>> start EXCERPTED DATA

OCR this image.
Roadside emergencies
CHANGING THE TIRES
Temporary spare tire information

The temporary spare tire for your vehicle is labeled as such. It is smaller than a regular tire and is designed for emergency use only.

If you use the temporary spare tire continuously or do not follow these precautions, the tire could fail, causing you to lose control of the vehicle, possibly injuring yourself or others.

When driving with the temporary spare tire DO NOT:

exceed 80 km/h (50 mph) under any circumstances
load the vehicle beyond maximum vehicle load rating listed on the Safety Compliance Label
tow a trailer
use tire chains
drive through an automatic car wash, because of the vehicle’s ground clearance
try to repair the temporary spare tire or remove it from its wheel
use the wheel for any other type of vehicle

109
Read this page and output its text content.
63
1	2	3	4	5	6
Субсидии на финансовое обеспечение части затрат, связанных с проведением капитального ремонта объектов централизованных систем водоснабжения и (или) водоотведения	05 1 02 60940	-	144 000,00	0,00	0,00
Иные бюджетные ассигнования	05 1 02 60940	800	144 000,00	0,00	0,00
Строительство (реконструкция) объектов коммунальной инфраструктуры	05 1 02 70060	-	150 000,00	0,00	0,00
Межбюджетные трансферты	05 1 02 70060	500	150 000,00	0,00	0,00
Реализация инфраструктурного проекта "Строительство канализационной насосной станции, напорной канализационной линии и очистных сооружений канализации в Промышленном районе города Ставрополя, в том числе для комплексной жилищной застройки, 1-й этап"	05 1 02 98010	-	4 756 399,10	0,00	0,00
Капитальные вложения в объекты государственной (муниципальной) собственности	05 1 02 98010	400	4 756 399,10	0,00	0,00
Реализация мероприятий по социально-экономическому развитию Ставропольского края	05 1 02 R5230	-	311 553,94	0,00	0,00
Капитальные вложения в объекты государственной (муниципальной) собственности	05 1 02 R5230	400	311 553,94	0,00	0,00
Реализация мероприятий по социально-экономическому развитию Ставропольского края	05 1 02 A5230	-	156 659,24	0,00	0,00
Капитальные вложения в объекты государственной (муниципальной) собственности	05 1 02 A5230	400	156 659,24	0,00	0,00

>> end EXCERPTED DATA

Reproduce exactly the lines from the one containing "Read this page and output its text content." through the last line of the records above, including both, and nothing else.

RESPONSE FOR THIS EXERCISE -
Read this page and output its text content.
63
1	2	3	4	5	6
Субсидии на финансовое обеспечение части затрат, связанных с проведением капитального ремонта объектов централизованных систем водоснабжения и (или) водоотведения	05 1 02 60940	-	144 000,00	0,00	0,00
Иные бюджетные ассигнования	05 1 02 60940	800	144 000,00	0,00	0,00
Строительство (реконструкция) объектов коммунальной инфраструктуры	05 1 02 70060	-	150 000,00	0,00	0,00
Межбюджетные трансферты	05 1 02 70060	500	150 000,00	0,00	0,00
Реализация инфраструктурного проекта "Строительство канализационной насосной станции, напорной канализационной линии и очистных сооружений канализации в Промышленном районе города Ставрополя, в том числе для комплексной жилищной застройки, 1-й этап"	05 1 02 98010	-	4 756 399,10	0,00	0,00
Капитальные вложения в объекты государственной (муниципальной) собственности	05 1 02 98010	400	4 756 399,10	0,00	0,00
Реализация мероприятий по социально-экономическому развитию Ставропольского края	05 1 02 R5230	-	311 553,94	0,00	0,00
Капитальные вложения в объекты государственной (муниципальной) собственности	05 1 02 R5230	400	311 553,94	0,00	0,00
Реализация мероприятий по социально-экономическому развитию Ставропольского края	05 1 02 A5230	-	156 659,24	0,00	0,00
Капитальные вложения в объекты государственной (муниципальной) собственности	05 1 02 A5230	400	156 659,24	0,00	0,00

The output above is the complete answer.